** START DATA SUPPLIED **

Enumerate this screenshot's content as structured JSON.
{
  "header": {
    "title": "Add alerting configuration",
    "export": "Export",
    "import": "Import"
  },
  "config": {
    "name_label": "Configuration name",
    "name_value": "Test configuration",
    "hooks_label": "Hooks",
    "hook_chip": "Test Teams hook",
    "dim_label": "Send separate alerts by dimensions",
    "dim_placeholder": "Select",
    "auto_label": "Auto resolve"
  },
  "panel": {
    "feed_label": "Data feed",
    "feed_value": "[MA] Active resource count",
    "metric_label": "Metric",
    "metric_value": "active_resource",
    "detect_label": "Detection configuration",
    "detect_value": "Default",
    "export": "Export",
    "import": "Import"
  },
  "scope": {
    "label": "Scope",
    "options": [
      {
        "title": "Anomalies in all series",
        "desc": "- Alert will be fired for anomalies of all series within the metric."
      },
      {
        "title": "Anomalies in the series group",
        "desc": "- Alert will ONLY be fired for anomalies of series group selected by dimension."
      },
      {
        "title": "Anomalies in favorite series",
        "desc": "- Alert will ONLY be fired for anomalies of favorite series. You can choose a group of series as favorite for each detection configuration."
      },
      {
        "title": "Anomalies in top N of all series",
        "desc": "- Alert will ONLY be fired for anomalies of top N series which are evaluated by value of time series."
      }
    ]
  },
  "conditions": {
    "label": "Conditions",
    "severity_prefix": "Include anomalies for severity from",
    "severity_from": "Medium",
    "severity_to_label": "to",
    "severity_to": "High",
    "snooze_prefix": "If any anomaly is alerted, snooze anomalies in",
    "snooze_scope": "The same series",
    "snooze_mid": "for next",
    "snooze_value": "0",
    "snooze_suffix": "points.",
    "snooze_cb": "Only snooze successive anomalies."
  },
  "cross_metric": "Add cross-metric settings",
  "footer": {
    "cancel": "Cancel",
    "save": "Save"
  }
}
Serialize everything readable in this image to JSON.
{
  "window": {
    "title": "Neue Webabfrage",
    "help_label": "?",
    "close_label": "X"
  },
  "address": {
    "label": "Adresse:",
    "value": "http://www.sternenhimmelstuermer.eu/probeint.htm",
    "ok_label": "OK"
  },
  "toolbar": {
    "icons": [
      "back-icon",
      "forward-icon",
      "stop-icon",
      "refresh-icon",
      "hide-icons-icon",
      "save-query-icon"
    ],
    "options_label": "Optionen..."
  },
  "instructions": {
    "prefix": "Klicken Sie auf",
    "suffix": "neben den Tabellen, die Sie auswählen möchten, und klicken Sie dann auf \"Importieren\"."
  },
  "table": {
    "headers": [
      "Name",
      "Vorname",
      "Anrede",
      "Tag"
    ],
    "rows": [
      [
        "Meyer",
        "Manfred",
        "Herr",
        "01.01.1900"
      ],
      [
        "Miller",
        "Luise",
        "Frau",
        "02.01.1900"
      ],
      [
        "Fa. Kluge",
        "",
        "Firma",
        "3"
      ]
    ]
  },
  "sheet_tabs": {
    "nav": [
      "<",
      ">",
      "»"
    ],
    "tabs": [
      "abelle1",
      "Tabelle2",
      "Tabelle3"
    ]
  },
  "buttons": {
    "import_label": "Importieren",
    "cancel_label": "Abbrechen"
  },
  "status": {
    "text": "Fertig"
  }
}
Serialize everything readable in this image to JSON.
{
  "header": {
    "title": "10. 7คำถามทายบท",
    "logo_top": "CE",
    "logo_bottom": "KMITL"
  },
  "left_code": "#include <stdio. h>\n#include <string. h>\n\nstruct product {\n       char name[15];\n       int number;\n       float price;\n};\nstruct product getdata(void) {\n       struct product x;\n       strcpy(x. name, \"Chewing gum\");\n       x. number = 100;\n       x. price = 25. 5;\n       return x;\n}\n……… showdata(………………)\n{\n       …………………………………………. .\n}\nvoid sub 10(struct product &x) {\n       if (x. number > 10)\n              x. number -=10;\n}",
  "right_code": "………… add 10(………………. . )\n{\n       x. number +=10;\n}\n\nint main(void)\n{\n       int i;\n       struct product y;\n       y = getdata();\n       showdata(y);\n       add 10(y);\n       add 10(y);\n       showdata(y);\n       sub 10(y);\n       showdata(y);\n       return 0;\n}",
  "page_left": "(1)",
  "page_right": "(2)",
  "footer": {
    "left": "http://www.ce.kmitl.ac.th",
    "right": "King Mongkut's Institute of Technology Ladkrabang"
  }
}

** END DATA SUPPLIED **

REQUIRED TASK: Write out the records above again, keeping each one identical to the original.

RESULT FOR THIS TASK:
Enumerate this screenshot's content as structured JSON.
{
  "header": {
    "title": "Add alerting configuration",
    "export": "Export",
    "import": "Import"
  },
  "config": {
    "name_label": "Configuration name",
    "name_value": "Test configuration",
    "hooks_label": "Hooks",
    "hook_chip": "Test Teams hook",
    "dim_label": "Send separate alerts by dimensions",
    "dim_placeholder": "Select",
    "auto_label": "Auto resolve"
  },
  "panel": {
    "feed_label": "Data feed",
    "feed_value": "[MA] Active resource count",
    "metric_label": "Metric",
    "metric_value": "active_resource",
    "detect_label": "Detection configuration",
    "detect_value": "Default",
    "export": "Export",
    "import": "Import"
  },
  "scope": {
    "label": "Scope",
    "options": [
      {
        "title": "Anomalies in all series",
        "desc": "- Alert will be fired for anomalies of all series within the metric."
      },
      {
        "title": "Anomalies in the series group",
        "desc": "- Alert will ONLY be fired for anomalies of series group selected by dimension."
      },
      {
        "title": "Anomalies in favorite series",
        "desc": "- Alert will ONLY be fired for anomalies of favorite series. You can choose a group of series as favorite for each detection configuration."
      },
      {
        "title": "Anomalies in top N of all series",
        "desc": "- Alert will ONLY be fired for anomalies of top N series which are evaluated by value of time series."
      }
    ]
  },
  "conditions": {
    "label": "Conditions",
    "severity_prefix": "Include anomalies for severity from",
    "severity_from": "Medium",
    "severity_to_label": "to",
    "severity_to": "High",
    "snooze_prefix": "If any anomaly is alerted, snooze anomalies in",
    "snooze_scope": "The same series",
    "snooze_mid": "for next",
    "snooze_value": "0",
    "snooze_suffix": "points.",
    "snooze_cb": "Only snooze successive anomalies."
  },
  "cross_metric": "Add cross-metric settings",
  "footer": {
    "cancel": "Cancel",
    "save": "Save"
  }
}
Serialize everything readable in this image to JSON.
{
  "window": {
    "title": "Neue Webabfrage",
    "help_label": "?",
    "close_label": "X"
  },
  "address": {
    "label": "Adresse:",
    "value": "http://www.sternenhimmelstuermer.eu/probeint.htm",
    "ok_label": "OK"
  },
  "toolbar": {
    "icons": [
      "back-icon",
      "forward-icon",
      "stop-icon",
      "refresh-icon",
      "hide-icons-icon",
      "save-query-icon"
    ],
    "options_label": "Optionen..."
  },
  "instructions": {
    "prefix": "Klicken Sie auf",
    "suffix": "neben den Tabellen, die Sie auswählen möchten, und klicken Sie dann auf \"Importieren\"."
  },
  "table": {
    "headers": [
      "Name",
      "Vorname",
      "Anrede",
      "Tag"
    ],
    "rows": [
      [
        "Meyer",
        "Manfred",
        "Herr",
        "01.01.1900"
      ],
      [
        "Miller",
        "Luise",
        "Frau",
        "02.01.1900"
      ],
      [
        "Fa. Kluge",
        "",
        "Firma",
        "3"
      ]
    ]
  },
  "sheet_tabs": {
    "nav": [
      "<",
      ">",
      "»"
    ],
    "tabs": [
      "abelle1",
      "Tabelle2",
      "Tabelle3"
    ]
  },
  "buttons": {
    "import_label": "Importieren",
    "cancel_label": "Abbrechen"
  },
  "status": {
    "text": "Fertig"
  }
}
Serialize everything readable in this image to JSON.
{
  "header": {
    "title": "10. 7คำถามทายบท",
    "logo_top": "CE",
    "logo_bottom": "KMITL"
  },
  "left_code": "#include <stdio. h>\n#include <string. h>\n\nstruct product {\n       char name[15];\n       int number;\n       float price;\n};\nstruct product getdata(void) {\n       struct product x;\n       strcpy(x. name, \"Chewing gum\");\n       x. number = 100;\n       x. price = 25. 5;\n       return x;\n}\n……… showdata(………………)\n{\n       …………………………………………. .\n}\nvoid sub 10(struct product &x) {\n       if (x. number > 10)\n              x. number -=10;\n}",
  "right_code": "………… add 10(………………. . )\n{\n       x. number +=10;\n}\n\nint main(void)\n{\n       int i;\n       struct product y;\n       y = getdata();\n       showdata(y);\n       add 10(y);\n       add 10(y);\n       showdata(y);\n       sub 10(y);\n       showdata(y);\n       return 0;\n}",
  "page_left": "(1)",
  "page_right": "(2)",
  "footer": {
    "left": "http://www.ce.kmitl.ac.th",
    "right": "King Mongkut's Institute of Technology Ladkrabang"
  }
}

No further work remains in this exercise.